■ BRIEF
The data below is to be returned in full and exactly.

>> BEGIN STORED RECORDS

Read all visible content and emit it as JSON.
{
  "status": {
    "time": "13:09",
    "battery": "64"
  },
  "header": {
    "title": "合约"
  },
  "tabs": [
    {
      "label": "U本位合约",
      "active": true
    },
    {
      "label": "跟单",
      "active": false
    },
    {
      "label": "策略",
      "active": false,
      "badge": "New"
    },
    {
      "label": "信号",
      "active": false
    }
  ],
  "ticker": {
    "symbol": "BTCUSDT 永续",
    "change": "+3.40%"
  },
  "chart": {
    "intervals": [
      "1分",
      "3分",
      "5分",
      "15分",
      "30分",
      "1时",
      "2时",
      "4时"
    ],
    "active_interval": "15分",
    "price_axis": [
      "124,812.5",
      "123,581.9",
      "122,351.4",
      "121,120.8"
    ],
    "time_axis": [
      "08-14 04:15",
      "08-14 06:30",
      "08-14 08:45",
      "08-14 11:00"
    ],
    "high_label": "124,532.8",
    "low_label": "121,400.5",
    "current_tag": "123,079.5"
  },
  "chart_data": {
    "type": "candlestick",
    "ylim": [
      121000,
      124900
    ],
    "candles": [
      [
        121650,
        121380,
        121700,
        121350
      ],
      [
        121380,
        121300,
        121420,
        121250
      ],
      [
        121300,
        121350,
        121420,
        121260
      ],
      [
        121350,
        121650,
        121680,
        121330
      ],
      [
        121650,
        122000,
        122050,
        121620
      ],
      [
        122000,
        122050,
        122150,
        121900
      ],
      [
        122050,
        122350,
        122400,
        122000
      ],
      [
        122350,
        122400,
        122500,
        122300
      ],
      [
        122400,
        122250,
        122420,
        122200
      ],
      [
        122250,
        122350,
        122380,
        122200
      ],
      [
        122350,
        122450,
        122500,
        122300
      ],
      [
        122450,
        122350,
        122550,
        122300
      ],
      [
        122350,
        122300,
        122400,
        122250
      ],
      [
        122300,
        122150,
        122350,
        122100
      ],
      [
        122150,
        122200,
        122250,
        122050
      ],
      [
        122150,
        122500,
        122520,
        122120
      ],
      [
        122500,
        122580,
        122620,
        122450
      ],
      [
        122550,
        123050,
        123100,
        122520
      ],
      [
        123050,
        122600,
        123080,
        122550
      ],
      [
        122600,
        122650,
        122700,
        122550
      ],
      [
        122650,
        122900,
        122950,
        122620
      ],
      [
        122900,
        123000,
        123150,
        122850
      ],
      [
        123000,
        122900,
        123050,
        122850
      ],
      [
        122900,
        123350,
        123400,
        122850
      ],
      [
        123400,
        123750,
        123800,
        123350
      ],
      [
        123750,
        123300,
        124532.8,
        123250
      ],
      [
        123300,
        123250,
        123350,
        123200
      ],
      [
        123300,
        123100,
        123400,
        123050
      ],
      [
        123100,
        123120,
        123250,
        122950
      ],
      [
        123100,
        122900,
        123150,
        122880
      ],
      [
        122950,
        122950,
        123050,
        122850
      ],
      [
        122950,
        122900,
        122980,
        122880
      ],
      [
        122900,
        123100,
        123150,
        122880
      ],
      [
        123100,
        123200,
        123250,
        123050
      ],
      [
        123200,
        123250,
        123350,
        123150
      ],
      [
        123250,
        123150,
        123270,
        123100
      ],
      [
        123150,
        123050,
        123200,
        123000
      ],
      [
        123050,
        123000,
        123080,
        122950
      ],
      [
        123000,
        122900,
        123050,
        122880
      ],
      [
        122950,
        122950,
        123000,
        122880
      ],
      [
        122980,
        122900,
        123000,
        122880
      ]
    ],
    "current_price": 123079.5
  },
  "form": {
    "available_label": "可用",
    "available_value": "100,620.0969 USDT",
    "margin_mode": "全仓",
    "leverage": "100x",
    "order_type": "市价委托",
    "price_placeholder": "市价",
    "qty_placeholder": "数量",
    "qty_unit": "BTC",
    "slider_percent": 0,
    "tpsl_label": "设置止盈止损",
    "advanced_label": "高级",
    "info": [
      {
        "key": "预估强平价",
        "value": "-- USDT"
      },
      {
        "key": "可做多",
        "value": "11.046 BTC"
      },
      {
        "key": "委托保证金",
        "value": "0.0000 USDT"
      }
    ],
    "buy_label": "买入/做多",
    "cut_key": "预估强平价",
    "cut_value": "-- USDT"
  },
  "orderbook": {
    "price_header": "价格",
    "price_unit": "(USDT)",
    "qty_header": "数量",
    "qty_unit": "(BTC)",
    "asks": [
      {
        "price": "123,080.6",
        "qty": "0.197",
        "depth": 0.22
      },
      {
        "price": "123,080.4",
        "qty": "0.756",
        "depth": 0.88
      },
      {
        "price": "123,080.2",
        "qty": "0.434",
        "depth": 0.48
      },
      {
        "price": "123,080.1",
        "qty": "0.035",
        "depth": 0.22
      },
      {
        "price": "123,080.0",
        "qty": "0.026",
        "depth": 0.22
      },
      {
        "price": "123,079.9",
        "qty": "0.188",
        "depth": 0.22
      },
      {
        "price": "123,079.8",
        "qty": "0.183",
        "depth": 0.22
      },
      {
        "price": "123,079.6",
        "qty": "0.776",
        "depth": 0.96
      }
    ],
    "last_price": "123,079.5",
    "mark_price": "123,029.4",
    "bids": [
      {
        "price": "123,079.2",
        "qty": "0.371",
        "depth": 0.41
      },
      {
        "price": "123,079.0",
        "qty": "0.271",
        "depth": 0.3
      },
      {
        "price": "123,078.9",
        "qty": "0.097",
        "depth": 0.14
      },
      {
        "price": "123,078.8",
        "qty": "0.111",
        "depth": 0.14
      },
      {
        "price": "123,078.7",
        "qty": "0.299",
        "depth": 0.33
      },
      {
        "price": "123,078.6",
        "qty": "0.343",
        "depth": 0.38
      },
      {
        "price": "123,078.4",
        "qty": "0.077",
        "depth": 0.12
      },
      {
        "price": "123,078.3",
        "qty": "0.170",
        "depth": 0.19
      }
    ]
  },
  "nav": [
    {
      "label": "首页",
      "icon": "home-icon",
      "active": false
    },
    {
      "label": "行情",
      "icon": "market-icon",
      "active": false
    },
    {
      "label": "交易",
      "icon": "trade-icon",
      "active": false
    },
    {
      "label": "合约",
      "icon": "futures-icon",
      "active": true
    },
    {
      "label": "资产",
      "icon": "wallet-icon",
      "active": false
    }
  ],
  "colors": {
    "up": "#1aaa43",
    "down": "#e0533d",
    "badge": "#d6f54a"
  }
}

>> END STORED RECORDS

■ SOLVED PROBLEM
Read all visible content and emit it as JSON.
{
  "status": {
    "time": "13:09",
    "battery": "64"
  },
  "header": {
    "title": "合约"
  },
  "tabs": [
    {
      "label": "U本位合约",
      "active": true
    },
    {
      "label": "跟单",
      "active": false
    },
    {
      "label": "策略",
      "active": false,
      "badge": "New"
    },
    {
      "label": "信号",
      "active": false
    }
  ],
  "ticker": {
    "symbol": "BTCUSDT 永续",
    "change": "+3.40%"
  },
  "chart": {
    "intervals": [
      "1分",
      "3分",
      "5分",
      "15分",
      "30分",
      "1时",
      "2时",
      "4时"
    ],
    "active_interval": "15分",
    "price_axis": [
      "124,812.5",
      "123,581.9",
      "122,351.4",
      "121,120.8"
    ],
    "time_axis": [
      "08-14 04:15",
      "08-14 06:30",
      "08-14 08:45",
      "08-14 11:00"
    ],
    "high_label": "124,532.8",
    "low_label": "121,400.5",
    "current_tag": "123,079.5"
  },
  "chart_data": {
    "type": "candlestick",
    "ylim": [
      121000,
      124900
    ],
    "candles": [
      [
        121650,
        121380,
        121700,
        121350
      ],
      [
        121380,
        121300,
        121420,
        121250
      ],
      [
        121300,
        121350,
        121420,
        121260
      ],
      [
        121350,
        121650,
        121680,
        121330
      ],
      [
        121650,
        122000,
        122050,
        121620
      ],
      [
        122000,
        122050,
        122150,
        121900
      ],
      [
        122050,
        122350,
        122400,
        122000
      ],
      [
        122350,
        122400,
        122500,
        122300
      ],
      [
        122400,
        122250,
        122420,
        122200
      ],
      [
        122250,
        122350,
        122380,
        122200
      ],
      [
        122350,
        122450,
        122500,
        122300
      ],
      [
        122450,
        122350,
        122550,
        122300
      ],
      [
        122350,
        122300,
        122400,
        122250
      ],
      [
        122300,
        122150,
        122350,
        122100
      ],
      [
        122150,
        122200,
        122250,
        122050
      ],
      [
        122150,
        122500,
        122520,
        122120
      ],
      [
        122500,
        122580,
        122620,
        122450
      ],
      [
        122550,
        123050,
        123100,
        122520
      ],
      [
        123050,
        122600,
        123080,
        122550
      ],
      [
        122600,
        122650,
        122700,
        122550
      ],
      [
        122650,
        122900,
        122950,
        122620
      ],
      [
        122900,
        123000,
        123150,
        122850
      ],
      [
        123000,
        122900,
        123050,
        122850
      ],
      [
        122900,
        123350,
        123400,
        122850
      ],
      [
        123400,
        123750,
        123800,
        123350
      ],
      [
        123750,
        123300,
        124532.8,
        123250
      ],
      [
        123300,
        123250,
        123350,
        123200
      ],
      [
        123300,
        123100,
        123400,
        123050
      ],
      [
        123100,
        123120,
        123250,
        122950
      ],
      [
        123100,
        122900,
        123150,
        122880
      ],
      [
        122950,
        122950,
        123050,
        122850
      ],
      [
        122950,
        122900,
        122980,
        122880
      ],
      [
        122900,
        123100,
        123150,
        122880
      ],
      [
        123100,
        123200,
        123250,
        123050
      ],
      [
        123200,
        123250,
        123350,
        123150
      ],
      [
        123250,
        123150,
        123270,
        123100
      ],
      [
        123150,
        123050,
        123200,
        123000
      ],
      [
        123050,
        123000,
        123080,
        122950
      ],
      [
        123000,
        122900,
        123050,
        122880
      ],
      [
        122950,
        122950,
        123000,
        122880
      ],
      [
        122980,
        122900,
        123000,
        122880
      ]
    ],
    "current_price": 123079.5
  },
  "form": {
    "available_label": "可用",
    "available_value": "100,620.0969 USDT",
    "margin_mode": "全仓",
    "leverage": "100x",
    "order_type": "市价委托",
    "price_placeholder": "市价",
    "qty_placeholder": "数量",
    "qty_unit": "BTC",
    "slider_percent": 0,
    "tpsl_label": "设置止盈止损",
    "advanced_label": "高级",
    "info": [
      {
        "key": "预估强平价",
        "value": "-- USDT"
      },
      {
        "key": "可做多",
        "value": "11.046 BTC"
      },
      {
        "key": "委托保证金",
        "value": "0.0000 USDT"
      }
    ],
    "buy_label": "买入/做多",
    "cut_key": "预估强平价",
    "cut_value": "-- USDT"
  },
  "orderbook": {
    "price_header": "价格",
    "price_unit": "(USDT)",
    "qty_header": "数量",
    "qty_unit": "(BTC)",
    "asks": [
      {
        "price": "123,080.6",
        "qty": "0.197",
        "depth": 0.22
      },
      {
        "price": "123,080.4",
        "qty": "0.756",
        "depth": 0.88
      },
      {
        "price": "123,080.2",
        "qty": "0.434",
        "depth": 0.48
      },
      {
        "price": "123,080.1",
        "qty": "0.035",
        "depth": 0.22
      },
      {
        "price": "123,080.0",
        "qty": "0.026",
        "depth": 0.22
      },
      {
        "price": "123,079.9",
        "qty": "0.188",
        "depth": 0.22
      },
      {
        "price": "123,079.8",
        "qty": "0.183",
        "depth": 0.22
      },
      {
        "price": "123,079.6",
        "qty": "0.776",
        "depth": 0.96
      }
    ],
    "last_price": "123,079.5",
    "mark_price": "123,029.4",
    "bids": [
      {
        "price": "123,079.2",
        "qty": "0.371",
        "depth": 0.41
      },
      {
        "price": "123,079.0",
        "qty": "0.271",
        "depth": 0.3
      },
      {
        "price": "123,078.9",
        "qty": "0.097",
        "depth": 0.14
      },
      {
        "price": "123,078.8",
        "qty": "0.111",
        "depth": 0.14
      },
      {
        "price": "123,078.7",
        "qty": "0.299",
        "depth": 0.33
      },
      {
        "price": "123,078.6",
        "qty": "0.343",
        "depth": 0.38
      },
      {
        "price": "123,078.4",
        "qty": "0.077",
        "depth": 0.12
      },
      {
        "price": "123,078.3",
        "qty": "0.170",
        "depth": 0.19
      }
    ]
  },
  "nav": [
    {
      "label": "首页",
      "icon": "home-icon",
      "active": false
    },
    {
      "label": "行情",
      "icon": "market-icon",
      "active": false
    },
    {
      "label": "交易",
      "icon": "trade-icon",
      "active": false
    },
    {
      "label": "合约",
      "icon": "futures-icon",
      "active": true
    },
    {
      "label": "资产",
      "icon": "wallet-icon",
      "active": false
    }
  ],
  "colors": {
    "up": "#1aaa43",
    "down": "#e0533d",
    "badge": "#d6f54a"
  }
}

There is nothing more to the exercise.